Data excerpts:

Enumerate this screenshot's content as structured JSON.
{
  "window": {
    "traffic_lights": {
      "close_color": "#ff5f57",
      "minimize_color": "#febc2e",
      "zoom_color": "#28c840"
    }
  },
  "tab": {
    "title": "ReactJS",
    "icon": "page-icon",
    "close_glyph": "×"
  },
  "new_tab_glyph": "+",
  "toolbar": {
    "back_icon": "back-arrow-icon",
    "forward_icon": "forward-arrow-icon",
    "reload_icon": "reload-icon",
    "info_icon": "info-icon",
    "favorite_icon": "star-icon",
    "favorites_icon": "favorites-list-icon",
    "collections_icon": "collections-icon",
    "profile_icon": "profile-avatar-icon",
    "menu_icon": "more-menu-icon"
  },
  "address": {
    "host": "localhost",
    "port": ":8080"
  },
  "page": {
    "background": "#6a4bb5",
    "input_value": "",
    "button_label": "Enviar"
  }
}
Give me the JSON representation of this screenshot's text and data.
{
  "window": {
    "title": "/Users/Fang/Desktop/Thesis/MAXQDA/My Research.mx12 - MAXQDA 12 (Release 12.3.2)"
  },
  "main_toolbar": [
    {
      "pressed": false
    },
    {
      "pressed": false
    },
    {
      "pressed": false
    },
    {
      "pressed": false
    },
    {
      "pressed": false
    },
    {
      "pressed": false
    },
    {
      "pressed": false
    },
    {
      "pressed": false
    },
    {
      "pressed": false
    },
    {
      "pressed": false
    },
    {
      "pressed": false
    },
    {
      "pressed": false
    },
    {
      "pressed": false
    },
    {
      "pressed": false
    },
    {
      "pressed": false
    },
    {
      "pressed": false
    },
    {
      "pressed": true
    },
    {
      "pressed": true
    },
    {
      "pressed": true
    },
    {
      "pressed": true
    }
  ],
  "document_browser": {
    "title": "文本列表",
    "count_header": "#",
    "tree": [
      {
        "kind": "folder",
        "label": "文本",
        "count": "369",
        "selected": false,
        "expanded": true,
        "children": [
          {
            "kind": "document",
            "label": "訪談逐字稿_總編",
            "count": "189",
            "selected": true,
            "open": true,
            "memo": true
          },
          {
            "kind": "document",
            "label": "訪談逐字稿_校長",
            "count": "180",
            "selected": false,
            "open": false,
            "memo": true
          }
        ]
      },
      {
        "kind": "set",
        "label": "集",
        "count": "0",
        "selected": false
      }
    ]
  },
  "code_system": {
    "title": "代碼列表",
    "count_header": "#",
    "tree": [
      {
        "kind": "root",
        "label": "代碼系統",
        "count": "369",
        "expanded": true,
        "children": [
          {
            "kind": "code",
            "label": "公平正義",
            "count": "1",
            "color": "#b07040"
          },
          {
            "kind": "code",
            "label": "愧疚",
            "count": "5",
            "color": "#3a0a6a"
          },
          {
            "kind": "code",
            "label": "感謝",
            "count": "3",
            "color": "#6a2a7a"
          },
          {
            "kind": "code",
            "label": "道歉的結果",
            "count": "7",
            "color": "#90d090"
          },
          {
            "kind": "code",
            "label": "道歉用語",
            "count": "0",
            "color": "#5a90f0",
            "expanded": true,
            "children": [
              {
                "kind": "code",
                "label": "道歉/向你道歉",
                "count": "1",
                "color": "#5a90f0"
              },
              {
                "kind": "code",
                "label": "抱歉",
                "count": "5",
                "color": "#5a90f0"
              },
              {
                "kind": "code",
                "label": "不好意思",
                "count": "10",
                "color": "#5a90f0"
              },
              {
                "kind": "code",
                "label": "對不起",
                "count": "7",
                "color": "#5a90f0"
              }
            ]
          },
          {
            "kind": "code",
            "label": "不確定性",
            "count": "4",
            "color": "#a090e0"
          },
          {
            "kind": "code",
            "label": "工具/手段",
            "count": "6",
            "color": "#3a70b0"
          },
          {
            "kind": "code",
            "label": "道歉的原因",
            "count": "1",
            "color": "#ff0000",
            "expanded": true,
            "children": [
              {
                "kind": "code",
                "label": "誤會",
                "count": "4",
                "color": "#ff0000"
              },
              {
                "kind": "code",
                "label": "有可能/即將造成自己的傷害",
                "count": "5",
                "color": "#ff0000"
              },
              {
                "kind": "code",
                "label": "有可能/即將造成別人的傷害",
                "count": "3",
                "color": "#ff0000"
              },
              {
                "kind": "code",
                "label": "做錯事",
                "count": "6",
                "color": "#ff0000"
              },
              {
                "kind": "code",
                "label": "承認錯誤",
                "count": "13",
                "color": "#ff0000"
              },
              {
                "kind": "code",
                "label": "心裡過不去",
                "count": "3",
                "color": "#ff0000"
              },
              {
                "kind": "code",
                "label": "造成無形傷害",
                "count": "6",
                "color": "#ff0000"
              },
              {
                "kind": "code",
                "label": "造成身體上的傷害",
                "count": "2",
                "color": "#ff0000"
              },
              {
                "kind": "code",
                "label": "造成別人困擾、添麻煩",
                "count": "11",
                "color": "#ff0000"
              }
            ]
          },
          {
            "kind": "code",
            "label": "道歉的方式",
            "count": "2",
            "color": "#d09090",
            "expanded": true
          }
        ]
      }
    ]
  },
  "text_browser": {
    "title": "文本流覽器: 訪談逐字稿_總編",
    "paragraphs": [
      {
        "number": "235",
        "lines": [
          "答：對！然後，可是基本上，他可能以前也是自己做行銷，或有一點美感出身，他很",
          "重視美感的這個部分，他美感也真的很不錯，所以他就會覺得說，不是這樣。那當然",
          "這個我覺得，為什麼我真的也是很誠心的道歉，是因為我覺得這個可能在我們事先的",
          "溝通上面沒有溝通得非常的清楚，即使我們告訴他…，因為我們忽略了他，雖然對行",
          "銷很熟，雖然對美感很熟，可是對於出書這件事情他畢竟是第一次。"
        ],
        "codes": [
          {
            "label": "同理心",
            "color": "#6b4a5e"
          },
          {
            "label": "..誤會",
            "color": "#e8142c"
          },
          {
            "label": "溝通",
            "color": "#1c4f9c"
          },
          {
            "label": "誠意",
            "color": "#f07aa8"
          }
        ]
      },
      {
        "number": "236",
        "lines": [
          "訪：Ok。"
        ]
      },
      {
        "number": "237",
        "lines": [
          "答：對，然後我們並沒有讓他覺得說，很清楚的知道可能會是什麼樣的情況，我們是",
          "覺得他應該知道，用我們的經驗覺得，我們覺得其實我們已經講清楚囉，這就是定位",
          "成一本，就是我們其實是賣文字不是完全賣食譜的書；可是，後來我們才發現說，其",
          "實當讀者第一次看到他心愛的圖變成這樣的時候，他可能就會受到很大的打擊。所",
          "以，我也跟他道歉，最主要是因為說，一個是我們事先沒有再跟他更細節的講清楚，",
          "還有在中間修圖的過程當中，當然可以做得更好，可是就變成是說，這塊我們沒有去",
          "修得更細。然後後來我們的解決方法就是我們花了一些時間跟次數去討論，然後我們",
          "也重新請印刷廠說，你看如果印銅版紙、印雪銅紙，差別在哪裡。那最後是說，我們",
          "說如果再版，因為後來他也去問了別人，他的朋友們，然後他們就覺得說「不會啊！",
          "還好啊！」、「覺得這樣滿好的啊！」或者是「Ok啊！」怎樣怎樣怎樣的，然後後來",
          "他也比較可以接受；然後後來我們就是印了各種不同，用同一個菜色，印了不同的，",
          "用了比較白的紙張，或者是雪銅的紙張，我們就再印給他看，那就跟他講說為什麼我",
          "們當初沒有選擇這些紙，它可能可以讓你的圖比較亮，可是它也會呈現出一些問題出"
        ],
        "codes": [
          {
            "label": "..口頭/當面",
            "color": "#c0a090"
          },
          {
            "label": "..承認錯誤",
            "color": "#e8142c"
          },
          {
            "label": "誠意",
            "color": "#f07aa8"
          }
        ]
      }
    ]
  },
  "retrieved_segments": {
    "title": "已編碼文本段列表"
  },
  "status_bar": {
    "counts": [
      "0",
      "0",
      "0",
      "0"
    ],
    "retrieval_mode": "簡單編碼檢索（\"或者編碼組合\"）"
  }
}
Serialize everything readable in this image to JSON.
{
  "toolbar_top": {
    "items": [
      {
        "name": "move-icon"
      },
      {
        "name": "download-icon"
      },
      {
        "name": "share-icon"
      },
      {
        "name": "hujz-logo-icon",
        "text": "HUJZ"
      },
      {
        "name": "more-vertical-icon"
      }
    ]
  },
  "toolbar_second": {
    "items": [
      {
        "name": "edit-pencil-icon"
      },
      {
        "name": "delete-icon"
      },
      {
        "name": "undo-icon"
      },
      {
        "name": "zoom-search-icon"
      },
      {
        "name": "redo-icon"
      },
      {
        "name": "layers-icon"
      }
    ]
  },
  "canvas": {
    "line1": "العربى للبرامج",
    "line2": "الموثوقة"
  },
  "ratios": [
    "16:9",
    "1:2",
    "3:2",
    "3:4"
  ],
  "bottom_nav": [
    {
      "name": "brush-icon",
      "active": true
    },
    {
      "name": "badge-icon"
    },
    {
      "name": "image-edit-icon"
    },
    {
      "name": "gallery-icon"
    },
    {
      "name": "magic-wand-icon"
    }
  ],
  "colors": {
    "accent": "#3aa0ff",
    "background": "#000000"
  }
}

Short problem: The required output is the exact sequence of lines from the one containing "Serialize everything readable" through the end of the listing, both endpoints included.

Expected answer:
Serialize everything readable in this image to JSON.
{
  "toolbar_top": {
    "items": [
      {
        "name": "move-icon"
      },
      {
        "name": "download-icon"
      },
      {
        "name": "share-icon"
      },
      {
        "name": "hujz-logo-icon",
        "text": "HUJZ"
      },
      {
        "name": "more-vertical-icon"
      }
    ]
  },
  "toolbar_second": {
    "items": [
      {
        "name": "edit-pencil-icon"
      },
      {
        "name": "delete-icon"
      },
      {
        "name": "undo-icon"
      },
      {
        "name": "zoom-search-icon"
      },
      {
        "name": "redo-icon"
      },
      {
        "name": "layers-icon"
      }
    ]
  },
  "canvas": {
    "line1": "العربى للبرامج",
    "line2": "الموثوقة"
  },
  "ratios": [
    "16:9",
    "1:2",
    "3:2",
    "3:4"
  ],
  "bottom_nav": [
    {
      "name": "brush-icon",
      "active": true
    },
    {
      "name": "badge-icon"
    },
    {
      "name": "image-edit-icon"
    },
    {
      "name": "gallery-icon"
    },
    {
      "name": "magic-wand-icon"
    }
  ],
  "colors": {
    "accent": "#3aa0ff",
    "background": "#000000"
  }
}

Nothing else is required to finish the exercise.